Find and return each line containing "text".

**Extracted information**
┌──

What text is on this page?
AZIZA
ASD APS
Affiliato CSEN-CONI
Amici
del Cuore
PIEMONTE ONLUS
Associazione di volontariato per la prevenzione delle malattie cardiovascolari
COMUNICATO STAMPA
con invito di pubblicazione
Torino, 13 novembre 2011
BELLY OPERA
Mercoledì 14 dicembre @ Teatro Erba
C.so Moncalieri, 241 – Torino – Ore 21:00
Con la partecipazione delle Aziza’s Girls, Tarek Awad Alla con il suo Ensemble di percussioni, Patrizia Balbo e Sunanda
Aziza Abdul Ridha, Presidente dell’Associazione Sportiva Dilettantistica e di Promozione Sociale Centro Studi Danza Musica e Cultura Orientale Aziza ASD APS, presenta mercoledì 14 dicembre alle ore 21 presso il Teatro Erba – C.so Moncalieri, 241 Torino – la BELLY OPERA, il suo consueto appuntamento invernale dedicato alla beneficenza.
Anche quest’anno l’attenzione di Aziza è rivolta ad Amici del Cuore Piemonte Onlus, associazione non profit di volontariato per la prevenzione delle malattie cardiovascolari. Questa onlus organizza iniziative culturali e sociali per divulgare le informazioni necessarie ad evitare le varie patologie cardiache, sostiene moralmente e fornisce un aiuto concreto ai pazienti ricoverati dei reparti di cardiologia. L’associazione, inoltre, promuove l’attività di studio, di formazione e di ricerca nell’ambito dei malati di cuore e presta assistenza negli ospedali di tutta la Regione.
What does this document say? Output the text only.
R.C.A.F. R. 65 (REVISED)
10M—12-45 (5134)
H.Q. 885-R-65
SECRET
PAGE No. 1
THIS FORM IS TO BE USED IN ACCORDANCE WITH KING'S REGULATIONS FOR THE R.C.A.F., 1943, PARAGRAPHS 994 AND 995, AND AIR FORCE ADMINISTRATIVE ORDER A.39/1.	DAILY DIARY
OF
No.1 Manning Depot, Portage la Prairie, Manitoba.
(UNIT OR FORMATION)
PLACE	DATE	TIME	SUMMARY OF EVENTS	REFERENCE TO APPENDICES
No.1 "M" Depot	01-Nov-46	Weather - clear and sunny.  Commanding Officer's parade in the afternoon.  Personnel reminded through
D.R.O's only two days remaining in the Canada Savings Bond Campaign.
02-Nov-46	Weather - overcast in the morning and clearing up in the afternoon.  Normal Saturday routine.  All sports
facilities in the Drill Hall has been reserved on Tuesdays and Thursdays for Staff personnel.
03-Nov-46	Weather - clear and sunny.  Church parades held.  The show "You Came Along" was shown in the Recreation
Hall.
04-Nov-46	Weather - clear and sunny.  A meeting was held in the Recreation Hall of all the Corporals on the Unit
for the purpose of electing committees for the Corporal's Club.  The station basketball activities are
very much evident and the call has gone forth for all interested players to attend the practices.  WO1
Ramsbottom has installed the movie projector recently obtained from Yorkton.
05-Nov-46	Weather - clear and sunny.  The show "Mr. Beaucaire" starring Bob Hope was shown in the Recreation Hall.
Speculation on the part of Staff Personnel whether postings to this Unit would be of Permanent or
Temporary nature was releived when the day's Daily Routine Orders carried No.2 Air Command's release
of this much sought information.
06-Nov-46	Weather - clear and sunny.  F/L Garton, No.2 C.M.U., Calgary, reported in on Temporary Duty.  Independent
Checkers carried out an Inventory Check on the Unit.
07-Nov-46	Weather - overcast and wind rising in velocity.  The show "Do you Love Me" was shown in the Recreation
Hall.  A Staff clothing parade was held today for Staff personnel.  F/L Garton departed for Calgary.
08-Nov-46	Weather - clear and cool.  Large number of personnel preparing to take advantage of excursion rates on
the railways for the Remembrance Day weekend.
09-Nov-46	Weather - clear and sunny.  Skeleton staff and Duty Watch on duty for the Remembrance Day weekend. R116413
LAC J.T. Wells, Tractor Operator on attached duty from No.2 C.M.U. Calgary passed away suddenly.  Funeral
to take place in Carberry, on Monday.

└──

**Response**
What text is on this page?
What does this document say? Output the text only.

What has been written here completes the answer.